> What the task asks:
Give every entry again, word for word.

Part of a data file
╭──
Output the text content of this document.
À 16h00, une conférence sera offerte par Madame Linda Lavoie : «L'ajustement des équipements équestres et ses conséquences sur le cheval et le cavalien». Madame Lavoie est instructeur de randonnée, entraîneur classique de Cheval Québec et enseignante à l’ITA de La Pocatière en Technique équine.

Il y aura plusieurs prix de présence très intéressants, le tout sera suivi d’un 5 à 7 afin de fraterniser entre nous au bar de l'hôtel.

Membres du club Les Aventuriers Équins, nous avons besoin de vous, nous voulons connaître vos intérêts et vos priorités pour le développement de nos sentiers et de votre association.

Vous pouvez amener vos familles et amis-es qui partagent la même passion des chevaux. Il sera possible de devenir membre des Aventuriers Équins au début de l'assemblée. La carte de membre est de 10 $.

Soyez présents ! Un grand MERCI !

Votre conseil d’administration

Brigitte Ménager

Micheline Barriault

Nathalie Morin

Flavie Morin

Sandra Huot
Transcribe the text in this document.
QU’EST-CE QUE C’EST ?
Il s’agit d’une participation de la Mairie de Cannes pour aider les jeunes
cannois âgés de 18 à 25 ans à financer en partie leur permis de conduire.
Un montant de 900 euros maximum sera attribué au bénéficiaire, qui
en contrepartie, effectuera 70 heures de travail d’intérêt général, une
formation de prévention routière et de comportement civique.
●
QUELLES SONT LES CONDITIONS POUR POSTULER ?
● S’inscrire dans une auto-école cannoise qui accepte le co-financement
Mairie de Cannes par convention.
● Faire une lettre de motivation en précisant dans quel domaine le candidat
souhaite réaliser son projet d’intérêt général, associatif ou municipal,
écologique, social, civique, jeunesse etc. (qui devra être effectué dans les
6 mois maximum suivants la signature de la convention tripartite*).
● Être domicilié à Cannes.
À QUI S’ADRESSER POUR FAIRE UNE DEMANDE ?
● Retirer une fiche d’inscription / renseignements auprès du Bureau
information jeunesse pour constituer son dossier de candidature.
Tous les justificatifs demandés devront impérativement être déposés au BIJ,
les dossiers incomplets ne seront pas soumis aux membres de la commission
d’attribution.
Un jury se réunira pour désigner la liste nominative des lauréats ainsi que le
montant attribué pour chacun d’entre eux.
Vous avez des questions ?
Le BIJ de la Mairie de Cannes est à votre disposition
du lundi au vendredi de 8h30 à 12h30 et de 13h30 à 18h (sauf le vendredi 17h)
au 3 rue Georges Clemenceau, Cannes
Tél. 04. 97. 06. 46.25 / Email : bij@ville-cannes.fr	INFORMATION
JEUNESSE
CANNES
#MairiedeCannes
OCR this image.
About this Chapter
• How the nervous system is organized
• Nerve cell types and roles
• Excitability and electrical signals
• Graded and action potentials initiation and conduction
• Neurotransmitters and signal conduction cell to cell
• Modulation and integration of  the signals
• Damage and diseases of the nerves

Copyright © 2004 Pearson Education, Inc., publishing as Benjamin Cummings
╰──
> Answer to this exercise:
Output the text content of this document.
À 16h00, une conférence sera offerte par Madame Linda Lavoie : «L'ajustement des équipements équestres et ses conséquences sur le cheval et le cavalien». Madame Lavoie est instructeur de randonnée, entraîneur classique de Cheval Québec et enseignante à l’ITA de La Pocatière en Technique équine.

Il y aura plusieurs prix de présence très intéressants, le tout sera suivi d’un 5 à 7 afin de fraterniser entre nous au bar de l'hôtel.

Membres du club Les Aventuriers Équins, nous avons besoin de vous, nous voulons connaître vos intérêts et vos priorités pour le développement de nos sentiers et de votre association.

Vous pouvez amener vos familles et amis-es qui partagent la même passion des chevaux. Il sera possible de devenir membre des Aventuriers Équins au début de l'assemblée. La carte de membre est de 10 $.

Soyez présents ! Un grand MERCI !

Votre conseil d’administration

Brigitte Ménager

Micheline Barriault

Nathalie Morin

Flavie Morin

Sandra Huot
Transcribe the text in this document.
QU’EST-CE QUE C’EST ?
Il s’agit d’une participation de la Mairie de Cannes pour aider les jeunes
cannois âgés de 18 à 25 ans à financer en partie leur permis de conduire.
Un montant de 900 euros maximum sera attribué au bénéficiaire, qui
en contrepartie, effectuera 70 heures de travail d’intérêt général, une
formation de prévention routière et de comportement civique.
●
QUELLES SONT LES CONDITIONS POUR POSTULER ?
● S’inscrire dans une auto-école cannoise qui accepte le co-financement
Mairie de Cannes par convention.
● Faire une lettre de motivation en précisant dans quel domaine le candidat
souhaite réaliser son projet d’intérêt général, associatif ou municipal,
écologique, social, civique, jeunesse etc. (qui devra être effectué dans les
6 mois maximum suivants la signature de la convention tripartite*).
● Être domicilié à Cannes.
À QUI S’ADRESSER POUR FAIRE UNE DEMANDE ?
● Retirer une fiche d’inscription / renseignements auprès du Bureau
information jeunesse pour constituer son dossier de candidature.
Tous les justificatifs demandés devront impérativement être déposés au BIJ,
les dossiers incomplets ne seront pas soumis aux membres de la commission
d’attribution.
Un jury se réunira pour désigner la liste nominative des lauréats ainsi que le
montant attribué pour chacun d’entre eux.
Vous avez des questions ?
Le BIJ de la Mairie de Cannes est à votre disposition
du lundi au vendredi de 8h30 à 12h30 et de 13h30 à 18h (sauf le vendredi 17h)
au 3 rue Georges Clemenceau, Cannes
Tél. 04. 97. 06. 46.25 / Email : bij@ville-cannes.fr	INFORMATION
JEUNESSE
CANNES
#MairiedeCannes
OCR this image.
About this Chapter
• How the nervous system is organized
• Nerve cell types and roles
• Excitability and electrical signals
• Graded and action potentials initiation and conduction
• Neurotransmitters and signal conduction cell to cell
• Modulation and integration of  the signals
• Damage and diseases of the nerves

Copyright © 2004 Pearson Education, Inc., publishing as Benjamin Cummings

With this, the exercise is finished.